— begin SOURCE MATERIAL —

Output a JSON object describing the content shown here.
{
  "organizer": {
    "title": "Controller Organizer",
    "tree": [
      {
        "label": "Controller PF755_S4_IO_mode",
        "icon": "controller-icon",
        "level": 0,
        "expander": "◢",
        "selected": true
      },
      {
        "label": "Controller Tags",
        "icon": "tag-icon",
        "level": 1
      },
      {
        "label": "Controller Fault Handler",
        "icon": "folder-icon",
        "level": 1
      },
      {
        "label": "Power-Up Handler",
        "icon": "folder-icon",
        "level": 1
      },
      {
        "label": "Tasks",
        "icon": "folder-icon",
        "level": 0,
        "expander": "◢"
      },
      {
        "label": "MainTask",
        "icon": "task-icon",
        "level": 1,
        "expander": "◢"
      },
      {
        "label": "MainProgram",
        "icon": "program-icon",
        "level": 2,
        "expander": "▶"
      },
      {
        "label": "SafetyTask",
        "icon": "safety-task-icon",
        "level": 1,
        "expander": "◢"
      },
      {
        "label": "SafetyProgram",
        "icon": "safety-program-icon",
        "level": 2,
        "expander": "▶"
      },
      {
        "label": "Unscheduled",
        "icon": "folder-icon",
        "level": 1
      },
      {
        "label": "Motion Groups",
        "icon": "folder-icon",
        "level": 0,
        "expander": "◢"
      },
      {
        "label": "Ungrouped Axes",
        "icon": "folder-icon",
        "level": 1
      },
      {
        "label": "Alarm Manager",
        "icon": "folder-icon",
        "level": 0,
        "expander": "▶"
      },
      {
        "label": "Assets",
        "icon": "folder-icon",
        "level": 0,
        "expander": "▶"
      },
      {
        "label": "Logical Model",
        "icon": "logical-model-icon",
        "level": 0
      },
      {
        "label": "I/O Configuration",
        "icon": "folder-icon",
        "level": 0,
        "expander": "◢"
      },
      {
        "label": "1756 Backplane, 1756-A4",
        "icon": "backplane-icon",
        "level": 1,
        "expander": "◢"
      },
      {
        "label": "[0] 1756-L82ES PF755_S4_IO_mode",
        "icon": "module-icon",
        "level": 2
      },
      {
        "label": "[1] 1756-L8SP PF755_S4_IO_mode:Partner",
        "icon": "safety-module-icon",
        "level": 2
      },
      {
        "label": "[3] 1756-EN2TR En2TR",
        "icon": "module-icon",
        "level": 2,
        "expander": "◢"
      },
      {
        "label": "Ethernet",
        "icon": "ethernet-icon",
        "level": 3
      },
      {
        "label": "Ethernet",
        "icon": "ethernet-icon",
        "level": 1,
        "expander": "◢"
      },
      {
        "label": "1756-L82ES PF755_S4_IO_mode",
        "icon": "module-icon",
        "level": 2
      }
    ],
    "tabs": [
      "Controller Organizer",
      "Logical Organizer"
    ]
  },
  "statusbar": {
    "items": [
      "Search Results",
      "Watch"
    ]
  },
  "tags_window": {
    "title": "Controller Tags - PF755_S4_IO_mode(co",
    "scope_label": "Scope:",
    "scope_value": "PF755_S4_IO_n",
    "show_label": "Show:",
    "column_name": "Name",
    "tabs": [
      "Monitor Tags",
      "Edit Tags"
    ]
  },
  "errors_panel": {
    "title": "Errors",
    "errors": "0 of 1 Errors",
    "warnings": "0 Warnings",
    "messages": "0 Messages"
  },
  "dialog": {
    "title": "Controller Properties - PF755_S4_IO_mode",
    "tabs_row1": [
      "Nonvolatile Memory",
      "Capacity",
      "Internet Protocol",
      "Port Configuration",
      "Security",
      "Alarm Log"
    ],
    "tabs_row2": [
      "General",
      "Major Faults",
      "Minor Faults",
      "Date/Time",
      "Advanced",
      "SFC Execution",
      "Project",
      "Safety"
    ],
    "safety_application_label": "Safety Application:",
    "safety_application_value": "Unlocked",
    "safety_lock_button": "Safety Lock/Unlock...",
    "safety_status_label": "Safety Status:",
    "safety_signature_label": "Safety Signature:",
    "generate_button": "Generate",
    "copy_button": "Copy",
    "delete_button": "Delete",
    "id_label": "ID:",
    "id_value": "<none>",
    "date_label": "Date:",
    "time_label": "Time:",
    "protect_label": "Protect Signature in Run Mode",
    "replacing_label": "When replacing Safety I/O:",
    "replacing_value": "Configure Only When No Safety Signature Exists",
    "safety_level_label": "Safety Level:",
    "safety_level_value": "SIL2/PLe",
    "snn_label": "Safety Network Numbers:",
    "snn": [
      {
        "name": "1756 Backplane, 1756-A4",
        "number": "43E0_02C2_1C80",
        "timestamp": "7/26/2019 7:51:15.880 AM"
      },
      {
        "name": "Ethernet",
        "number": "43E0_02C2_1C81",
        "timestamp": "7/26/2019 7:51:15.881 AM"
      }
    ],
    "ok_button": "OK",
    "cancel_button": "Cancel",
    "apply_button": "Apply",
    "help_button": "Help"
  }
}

— end SOURCE MATERIAL —

WHAT TO WORK ON -
Return the whole listing exactly.

COMPLETED TASK -
Output a JSON object describing the content shown here.
{
  "organizer": {
    "title": "Controller Organizer",
    "tree": [
      {
        "label": "Controller PF755_S4_IO_mode",
        "icon": "controller-icon",
        "level": 0,
        "expander": "◢",
        "selected": true
      },
      {
        "label": "Controller Tags",
        "icon": "tag-icon",
        "level": 1
      },
      {
        "label": "Controller Fault Handler",
        "icon": "folder-icon",
        "level": 1
      },
      {
        "label": "Power-Up Handler",
        "icon": "folder-icon",
        "level": 1
      },
      {
        "label": "Tasks",
        "icon": "folder-icon",
        "level": 0,
        "expander": "◢"
      },
      {
        "label": "MainTask",
        "icon": "task-icon",
        "level": 1,
        "expander": "◢"
      },
      {
        "label": "MainProgram",
        "icon": "program-icon",
        "level": 2,
        "expander": "▶"
      },
      {
        "label": "SafetyTask",
        "icon": "safety-task-icon",
        "level": 1,
        "expander": "◢"
      },
      {
        "label": "SafetyProgram",
        "icon": "safety-program-icon",
        "level": 2,
        "expander": "▶"
      },
      {
        "label": "Unscheduled",
        "icon": "folder-icon",
        "level": 1
      },
      {
        "label": "Motion Groups",
        "icon": "folder-icon",
        "level": 0,
        "expander": "◢"
      },
      {
        "label": "Ungrouped Axes",
        "icon": "folder-icon",
        "level": 1
      },
      {
        "label": "Alarm Manager",
        "icon": "folder-icon",
        "level": 0,
        "expander": "▶"
      },
      {
        "label": "Assets",
        "icon": "folder-icon",
        "level": 0,
        "expander": "▶"
      },
      {
        "label": "Logical Model",
        "icon": "logical-model-icon",
        "level": 0
      },
      {
        "label": "I/O Configuration",
        "icon": "folder-icon",
        "level": 0,
        "expander": "◢"
      },
      {
        "label": "1756 Backplane, 1756-A4",
        "icon": "backplane-icon",
        "level": 1,
        "expander": "◢"
      },
      {
        "label": "[0] 1756-L82ES PF755_S4_IO_mode",
        "icon": "module-icon",
        "level": 2
      },
      {
        "label": "[1] 1756-L8SP PF755_S4_IO_mode:Partner",
        "icon": "safety-module-icon",
        "level": 2
      },
      {
        "label": "[3] 1756-EN2TR En2TR",
        "icon": "module-icon",
        "level": 2,
        "expander": "◢"
      },
      {
        "label": "Ethernet",
        "icon": "ethernet-icon",
        "level": 3
      },
      {
        "label": "Ethernet",
        "icon": "ethernet-icon",
        "level": 1,
        "expander": "◢"
      },
      {
        "label": "1756-L82ES PF755_S4_IO_mode",
        "icon": "module-icon",
        "level": 2
      }
    ],
    "tabs": [
      "Controller Organizer",
      "Logical Organizer"
    ]
  },
  "statusbar": {
    "items": [
      "Search Results",
      "Watch"
    ]
  },
  "tags_window": {
    "title": "Controller Tags - PF755_S4_IO_mode(co",
    "scope_label": "Scope:",
    "scope_value": "PF755_S4_IO_n",
    "show_label": "Show:",
    "column_name": "Name",
    "tabs": [
      "Monitor Tags",
      "Edit Tags"
    ]
  },
  "errors_panel": {
    "title": "Errors",
    "errors": "0 of 1 Errors",
    "warnings": "0 Warnings",
    "messages": "0 Messages"
  },
  "dialog": {
    "title": "Controller Properties - PF755_S4_IO_mode",
    "tabs_row1": [
      "Nonvolatile Memory",
      "Capacity",
      "Internet Protocol",
      "Port Configuration",
      "Security",
      "Alarm Log"
    ],
    "tabs_row2": [
      "General",
      "Major Faults",
      "Minor Faults",
      "Date/Time",
      "Advanced",
      "SFC Execution",
      "Project",
      "Safety"
    ],
    "safety_application_label": "Safety Application:",
    "safety_application_value": "Unlocked",
    "safety_lock_button": "Safety Lock/Unlock...",
    "safety_status_label": "Safety Status:",
    "safety_signature_label": "Safety Signature:",
    "generate_button": "Generate",
    "copy_button": "Copy",
    "delete_button": "Delete",
    "id_label": "ID:",
    "id_value": "<none>",
    "date_label": "Date:",
    "time_label": "Time:",
    "protect_label": "Protect Signature in Run Mode",
    "replacing_label": "When replacing Safety I/O:",
    "replacing_value": "Configure Only When No Safety Signature Exists",
    "safety_level_label": "Safety Level:",
    "safety_level_value": "SIL2/PLe",
    "snn_label": "Safety Network Numbers:",
    "snn": [
      {
        "name": "1756 Backplane, 1756-A4",
        "number": "43E0_02C2_1C80",
        "timestamp": "7/26/2019 7:51:15.880 AM"
      },
      {
        "name": "Ethernet",
        "number": "43E0_02C2_1C81",
        "timestamp": "7/26/2019 7:51:15.881 AM"
      }
    ],
    "ok_button": "OK",
    "cancel_button": "Cancel",
    "apply_button": "Apply",
    "help_button": "Help"
  }
}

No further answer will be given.